[Stored data entries]
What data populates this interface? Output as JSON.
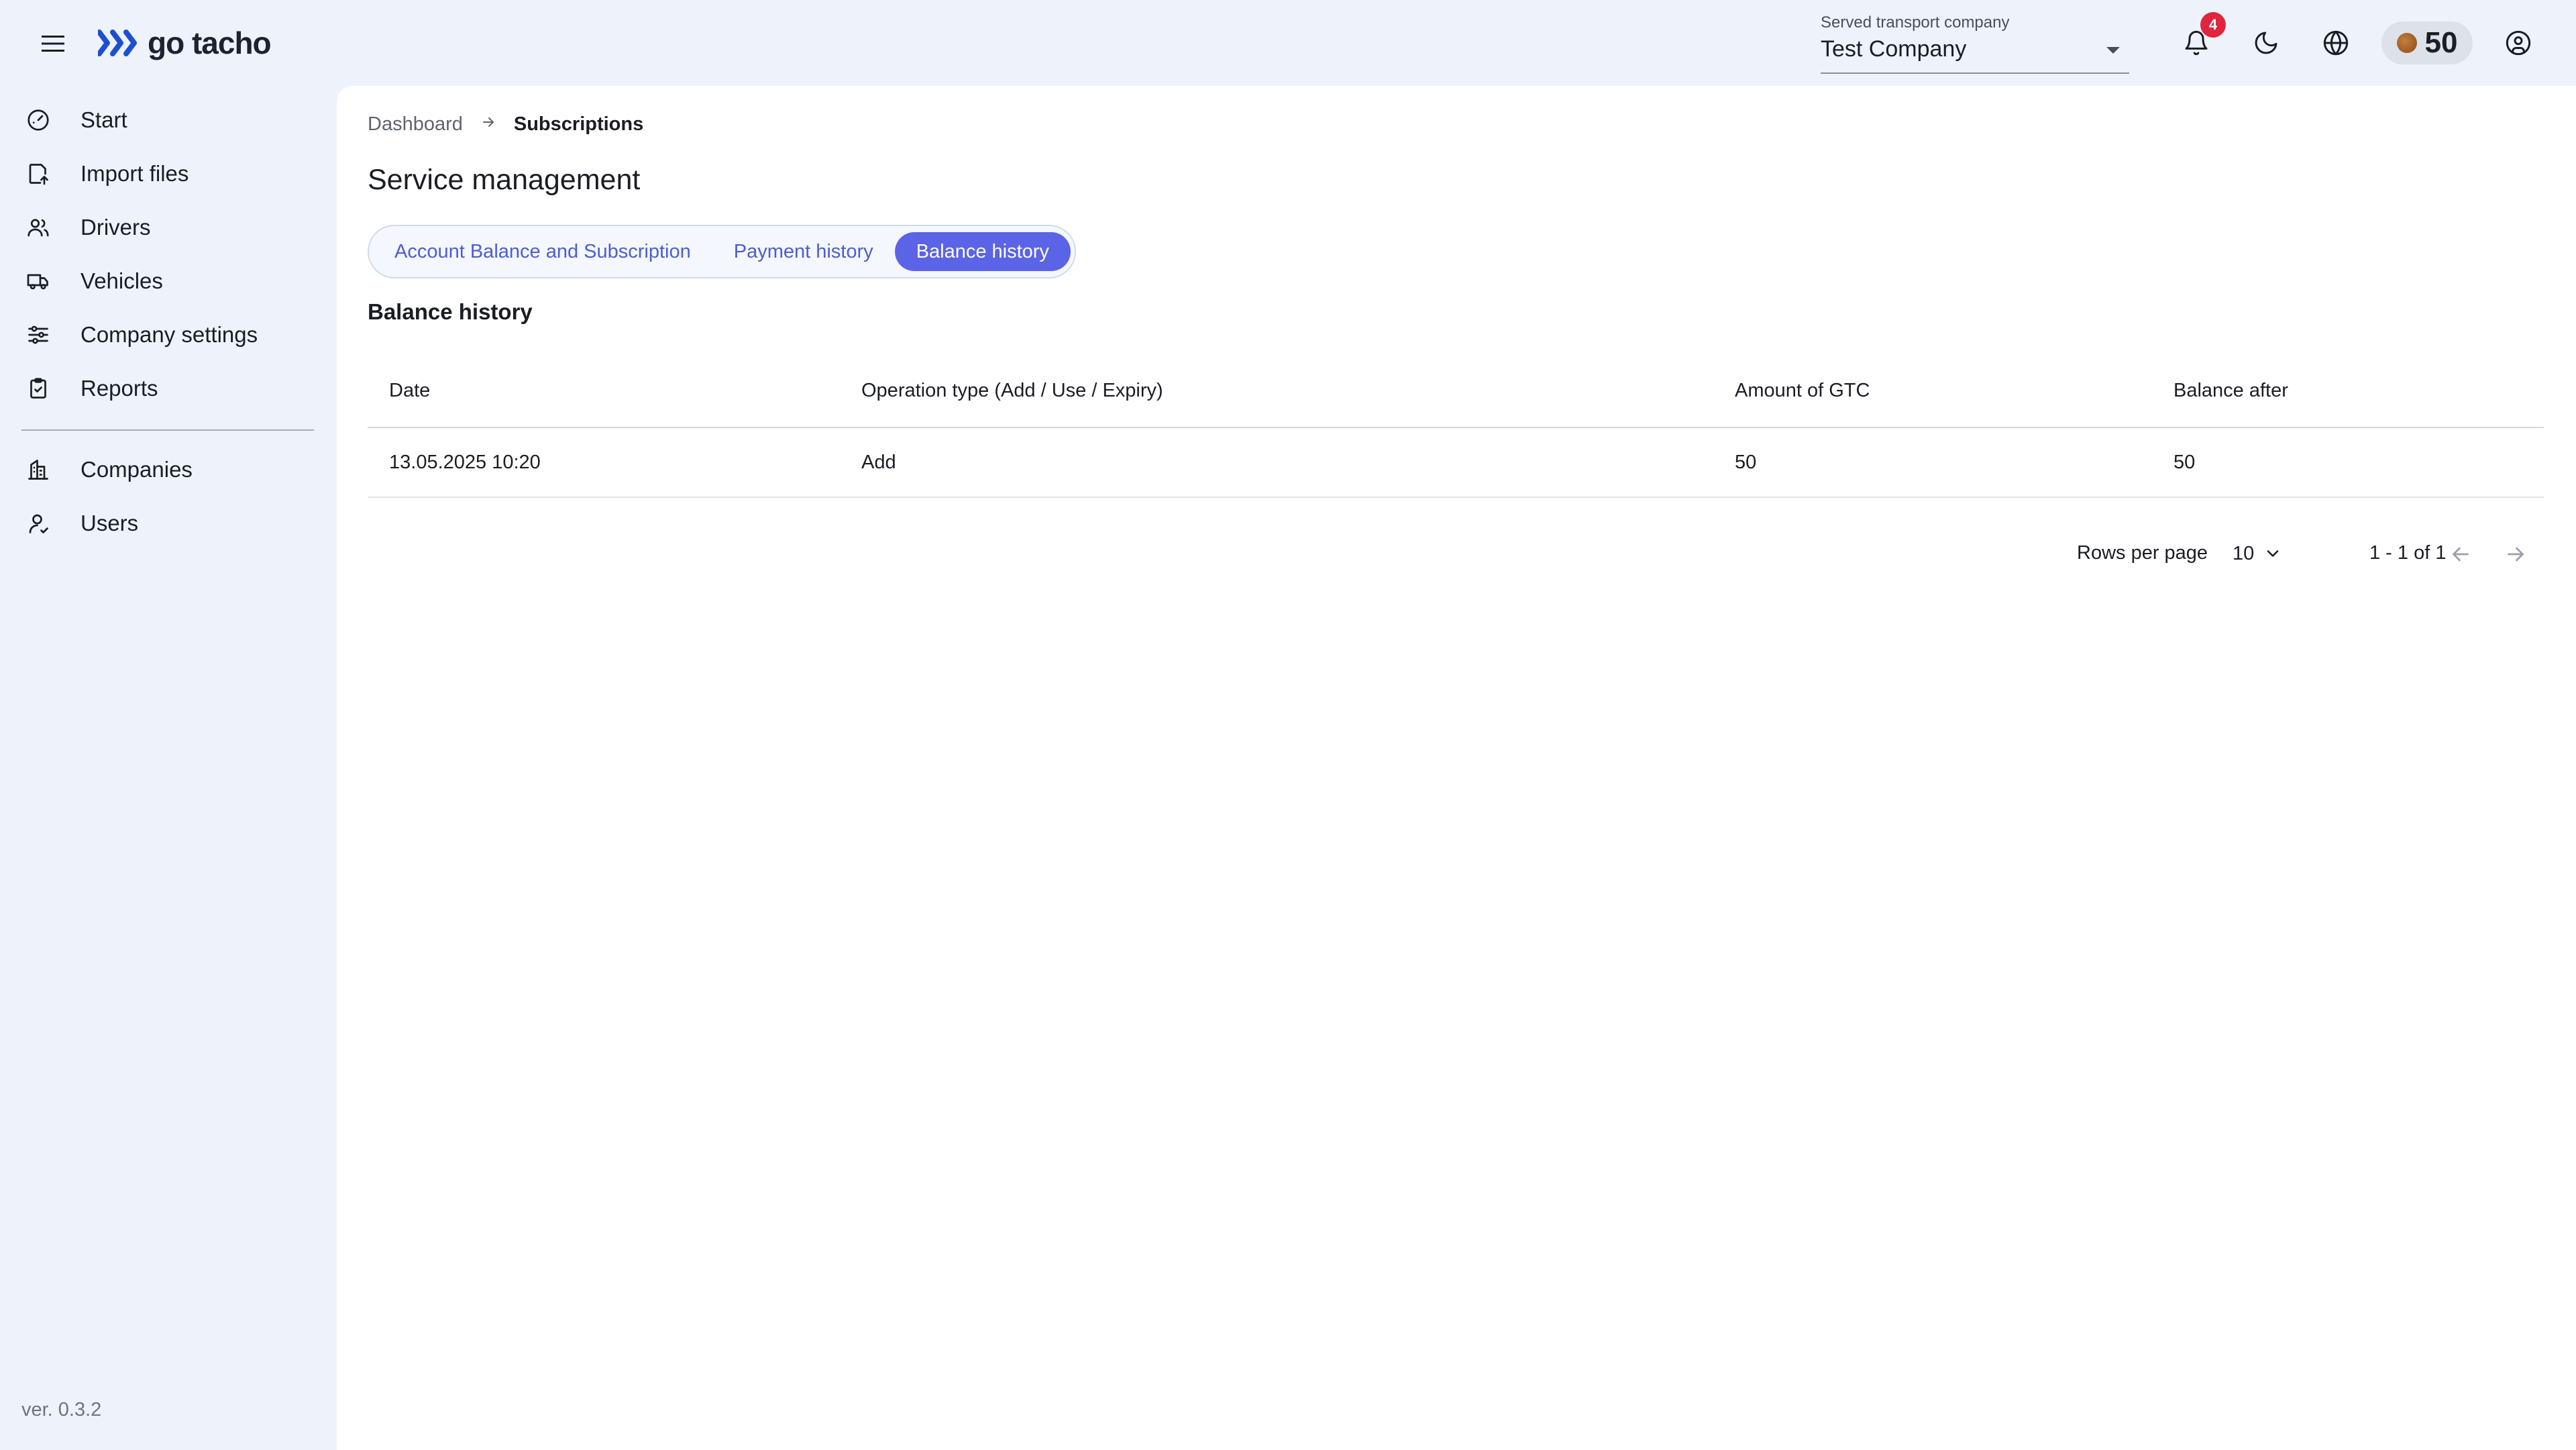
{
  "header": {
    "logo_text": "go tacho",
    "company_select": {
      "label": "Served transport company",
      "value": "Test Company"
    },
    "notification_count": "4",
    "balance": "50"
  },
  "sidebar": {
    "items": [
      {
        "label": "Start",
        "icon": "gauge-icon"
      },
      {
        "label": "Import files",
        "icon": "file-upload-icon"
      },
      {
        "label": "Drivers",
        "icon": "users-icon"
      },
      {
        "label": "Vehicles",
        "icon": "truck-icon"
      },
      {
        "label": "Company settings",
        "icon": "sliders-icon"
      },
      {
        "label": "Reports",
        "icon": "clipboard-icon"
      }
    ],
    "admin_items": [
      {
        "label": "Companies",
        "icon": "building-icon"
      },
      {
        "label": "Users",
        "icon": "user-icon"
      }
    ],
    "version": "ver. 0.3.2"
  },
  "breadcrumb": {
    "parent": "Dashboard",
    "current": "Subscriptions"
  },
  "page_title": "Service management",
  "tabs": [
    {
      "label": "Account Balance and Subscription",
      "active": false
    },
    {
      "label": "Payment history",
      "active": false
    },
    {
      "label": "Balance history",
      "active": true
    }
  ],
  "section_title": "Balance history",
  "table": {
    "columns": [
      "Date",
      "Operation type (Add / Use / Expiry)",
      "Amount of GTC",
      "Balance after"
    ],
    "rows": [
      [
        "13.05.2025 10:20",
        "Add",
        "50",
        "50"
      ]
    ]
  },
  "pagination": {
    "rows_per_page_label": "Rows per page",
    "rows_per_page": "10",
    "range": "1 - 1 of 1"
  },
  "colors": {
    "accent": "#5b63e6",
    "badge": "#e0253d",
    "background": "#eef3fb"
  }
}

...

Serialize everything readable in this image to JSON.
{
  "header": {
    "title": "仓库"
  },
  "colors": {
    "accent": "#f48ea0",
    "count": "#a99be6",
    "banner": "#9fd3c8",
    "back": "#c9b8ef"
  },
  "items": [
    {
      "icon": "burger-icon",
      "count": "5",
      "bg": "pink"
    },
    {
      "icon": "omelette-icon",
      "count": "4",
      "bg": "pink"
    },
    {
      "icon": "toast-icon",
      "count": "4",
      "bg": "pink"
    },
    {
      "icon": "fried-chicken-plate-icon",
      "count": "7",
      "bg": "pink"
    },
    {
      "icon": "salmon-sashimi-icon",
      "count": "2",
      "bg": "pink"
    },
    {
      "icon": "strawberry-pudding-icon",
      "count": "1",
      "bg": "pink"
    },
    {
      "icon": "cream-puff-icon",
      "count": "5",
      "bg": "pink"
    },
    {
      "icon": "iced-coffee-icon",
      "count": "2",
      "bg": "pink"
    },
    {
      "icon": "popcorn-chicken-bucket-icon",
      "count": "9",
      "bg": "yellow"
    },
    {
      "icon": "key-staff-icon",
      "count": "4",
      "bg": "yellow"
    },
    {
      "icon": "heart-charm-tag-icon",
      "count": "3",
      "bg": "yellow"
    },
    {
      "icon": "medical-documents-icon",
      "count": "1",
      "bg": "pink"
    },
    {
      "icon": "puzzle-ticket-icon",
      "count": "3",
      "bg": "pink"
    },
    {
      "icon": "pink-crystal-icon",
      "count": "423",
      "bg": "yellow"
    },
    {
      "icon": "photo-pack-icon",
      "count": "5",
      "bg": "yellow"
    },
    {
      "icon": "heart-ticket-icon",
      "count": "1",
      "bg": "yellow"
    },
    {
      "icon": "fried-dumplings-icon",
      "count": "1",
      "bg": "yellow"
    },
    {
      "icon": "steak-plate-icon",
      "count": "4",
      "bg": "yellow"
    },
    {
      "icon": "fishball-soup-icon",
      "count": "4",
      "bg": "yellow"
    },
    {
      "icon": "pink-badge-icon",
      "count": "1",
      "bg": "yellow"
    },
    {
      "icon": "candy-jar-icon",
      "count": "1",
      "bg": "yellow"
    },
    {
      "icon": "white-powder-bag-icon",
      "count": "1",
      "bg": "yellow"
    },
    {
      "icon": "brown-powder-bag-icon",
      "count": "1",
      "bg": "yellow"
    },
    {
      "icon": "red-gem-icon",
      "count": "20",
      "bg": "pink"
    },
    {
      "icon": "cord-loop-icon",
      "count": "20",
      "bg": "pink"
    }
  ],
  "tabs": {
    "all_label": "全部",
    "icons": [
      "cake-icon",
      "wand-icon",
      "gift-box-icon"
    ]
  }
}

(Problem description):
Return only the number of lines in the data above that include the word "history".

(Completed exercise):
3